▶ _Given task_
Using the listing below, extract each line that has the word "title" in it.

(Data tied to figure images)
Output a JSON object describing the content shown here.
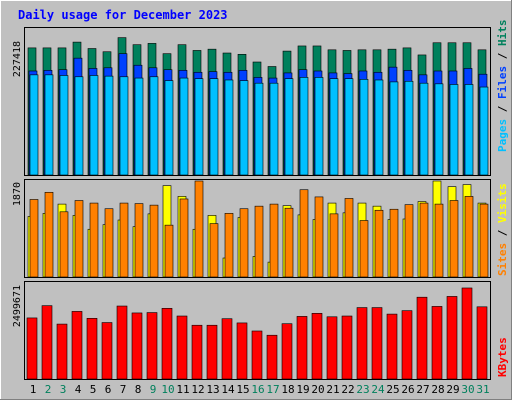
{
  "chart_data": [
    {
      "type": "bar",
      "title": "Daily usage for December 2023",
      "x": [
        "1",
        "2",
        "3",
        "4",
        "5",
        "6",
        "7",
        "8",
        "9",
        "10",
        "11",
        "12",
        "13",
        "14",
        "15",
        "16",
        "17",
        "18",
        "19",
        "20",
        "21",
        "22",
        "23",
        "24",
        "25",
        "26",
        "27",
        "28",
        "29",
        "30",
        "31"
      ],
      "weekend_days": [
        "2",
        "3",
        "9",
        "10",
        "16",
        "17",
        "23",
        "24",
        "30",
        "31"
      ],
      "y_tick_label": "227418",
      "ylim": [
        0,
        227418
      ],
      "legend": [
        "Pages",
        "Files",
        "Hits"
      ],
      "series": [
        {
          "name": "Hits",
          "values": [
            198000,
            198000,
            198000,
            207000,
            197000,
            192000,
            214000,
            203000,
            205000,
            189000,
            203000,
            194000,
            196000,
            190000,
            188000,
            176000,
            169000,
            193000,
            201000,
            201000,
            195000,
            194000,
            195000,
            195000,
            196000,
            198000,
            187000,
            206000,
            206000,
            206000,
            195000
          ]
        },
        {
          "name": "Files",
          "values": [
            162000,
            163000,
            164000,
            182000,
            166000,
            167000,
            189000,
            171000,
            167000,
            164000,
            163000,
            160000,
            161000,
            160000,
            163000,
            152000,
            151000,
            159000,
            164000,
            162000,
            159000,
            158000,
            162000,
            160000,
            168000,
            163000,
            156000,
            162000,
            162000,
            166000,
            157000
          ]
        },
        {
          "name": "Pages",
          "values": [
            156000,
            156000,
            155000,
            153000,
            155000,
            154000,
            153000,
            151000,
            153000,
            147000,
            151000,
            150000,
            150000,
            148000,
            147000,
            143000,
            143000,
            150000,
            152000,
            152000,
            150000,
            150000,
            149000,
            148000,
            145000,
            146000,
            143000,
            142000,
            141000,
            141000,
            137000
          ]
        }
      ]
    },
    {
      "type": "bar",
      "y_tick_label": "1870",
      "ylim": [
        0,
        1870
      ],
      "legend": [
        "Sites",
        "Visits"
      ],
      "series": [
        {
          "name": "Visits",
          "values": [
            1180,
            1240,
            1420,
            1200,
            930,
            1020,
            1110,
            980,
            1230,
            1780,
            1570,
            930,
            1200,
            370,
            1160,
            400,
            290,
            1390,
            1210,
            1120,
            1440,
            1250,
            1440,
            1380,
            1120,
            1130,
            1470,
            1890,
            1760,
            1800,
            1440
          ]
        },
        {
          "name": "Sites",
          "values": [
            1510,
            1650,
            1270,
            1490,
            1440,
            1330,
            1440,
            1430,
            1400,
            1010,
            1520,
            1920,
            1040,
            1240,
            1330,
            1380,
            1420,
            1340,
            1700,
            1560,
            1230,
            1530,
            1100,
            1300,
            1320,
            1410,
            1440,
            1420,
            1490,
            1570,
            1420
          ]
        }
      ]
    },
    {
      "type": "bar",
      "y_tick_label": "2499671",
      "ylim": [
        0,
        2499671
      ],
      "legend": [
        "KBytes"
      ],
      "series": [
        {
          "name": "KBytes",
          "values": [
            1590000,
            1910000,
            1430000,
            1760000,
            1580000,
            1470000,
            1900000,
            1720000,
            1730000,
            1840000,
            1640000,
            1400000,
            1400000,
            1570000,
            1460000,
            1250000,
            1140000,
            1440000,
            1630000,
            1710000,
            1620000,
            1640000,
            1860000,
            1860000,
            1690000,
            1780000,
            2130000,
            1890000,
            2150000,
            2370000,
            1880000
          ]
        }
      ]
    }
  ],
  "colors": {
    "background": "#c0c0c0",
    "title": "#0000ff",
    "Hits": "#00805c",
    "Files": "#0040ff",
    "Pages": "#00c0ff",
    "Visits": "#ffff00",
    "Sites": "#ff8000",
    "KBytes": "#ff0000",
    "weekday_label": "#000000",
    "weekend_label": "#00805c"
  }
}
* * *
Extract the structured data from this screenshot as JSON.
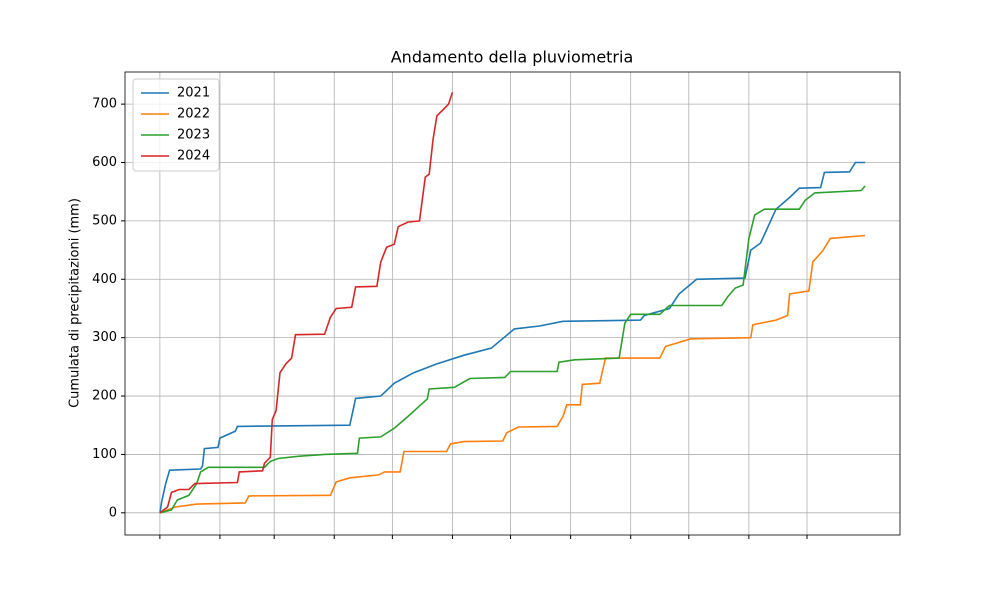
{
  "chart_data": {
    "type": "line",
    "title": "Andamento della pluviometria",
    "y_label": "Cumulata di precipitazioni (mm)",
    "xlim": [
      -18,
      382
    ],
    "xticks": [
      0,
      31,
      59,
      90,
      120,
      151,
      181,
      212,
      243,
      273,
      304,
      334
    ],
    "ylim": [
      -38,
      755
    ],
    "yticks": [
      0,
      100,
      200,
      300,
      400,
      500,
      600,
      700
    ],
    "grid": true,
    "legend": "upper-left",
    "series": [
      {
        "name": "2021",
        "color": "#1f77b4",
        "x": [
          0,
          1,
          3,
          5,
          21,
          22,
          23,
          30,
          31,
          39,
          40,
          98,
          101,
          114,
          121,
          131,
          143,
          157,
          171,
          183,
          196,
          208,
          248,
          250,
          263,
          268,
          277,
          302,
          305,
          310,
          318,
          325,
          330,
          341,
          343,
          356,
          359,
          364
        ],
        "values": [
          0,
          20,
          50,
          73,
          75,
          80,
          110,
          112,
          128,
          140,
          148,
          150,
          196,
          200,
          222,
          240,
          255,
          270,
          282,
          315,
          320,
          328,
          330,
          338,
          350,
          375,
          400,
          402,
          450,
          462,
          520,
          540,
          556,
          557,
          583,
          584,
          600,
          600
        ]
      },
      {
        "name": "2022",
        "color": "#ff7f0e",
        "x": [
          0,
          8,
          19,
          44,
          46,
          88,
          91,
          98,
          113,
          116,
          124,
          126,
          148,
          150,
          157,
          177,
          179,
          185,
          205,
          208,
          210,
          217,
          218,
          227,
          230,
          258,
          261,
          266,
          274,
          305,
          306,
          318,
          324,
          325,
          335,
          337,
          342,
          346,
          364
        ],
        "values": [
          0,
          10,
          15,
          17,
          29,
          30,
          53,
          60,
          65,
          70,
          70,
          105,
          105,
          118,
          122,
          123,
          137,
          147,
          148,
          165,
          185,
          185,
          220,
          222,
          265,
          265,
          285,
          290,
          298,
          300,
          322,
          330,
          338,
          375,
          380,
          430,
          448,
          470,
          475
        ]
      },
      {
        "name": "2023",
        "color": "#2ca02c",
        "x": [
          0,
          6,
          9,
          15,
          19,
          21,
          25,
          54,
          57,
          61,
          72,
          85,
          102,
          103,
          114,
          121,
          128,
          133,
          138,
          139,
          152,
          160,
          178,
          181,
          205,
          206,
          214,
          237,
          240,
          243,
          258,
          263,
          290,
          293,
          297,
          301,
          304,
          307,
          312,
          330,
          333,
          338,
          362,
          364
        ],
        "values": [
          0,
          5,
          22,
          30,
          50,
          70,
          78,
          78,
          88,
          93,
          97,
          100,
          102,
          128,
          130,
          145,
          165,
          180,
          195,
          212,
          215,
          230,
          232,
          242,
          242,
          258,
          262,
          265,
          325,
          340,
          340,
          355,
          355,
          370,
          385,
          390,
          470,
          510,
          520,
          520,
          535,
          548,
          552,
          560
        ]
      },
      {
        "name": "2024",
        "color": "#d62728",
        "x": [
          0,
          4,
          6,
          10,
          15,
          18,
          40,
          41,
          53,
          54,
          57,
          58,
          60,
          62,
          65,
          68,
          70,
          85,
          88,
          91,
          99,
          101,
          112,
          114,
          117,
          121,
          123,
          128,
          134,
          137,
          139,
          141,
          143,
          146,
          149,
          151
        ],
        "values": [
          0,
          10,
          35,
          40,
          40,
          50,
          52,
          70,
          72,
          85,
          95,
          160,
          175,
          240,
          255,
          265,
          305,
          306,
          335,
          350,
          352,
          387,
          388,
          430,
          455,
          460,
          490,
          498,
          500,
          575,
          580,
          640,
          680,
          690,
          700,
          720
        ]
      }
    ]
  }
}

▶ _Exercise output_
      "title": "Daily usage for December 2023",
    "title": "#0000ff",
    "title": "Andamento della pluviometria",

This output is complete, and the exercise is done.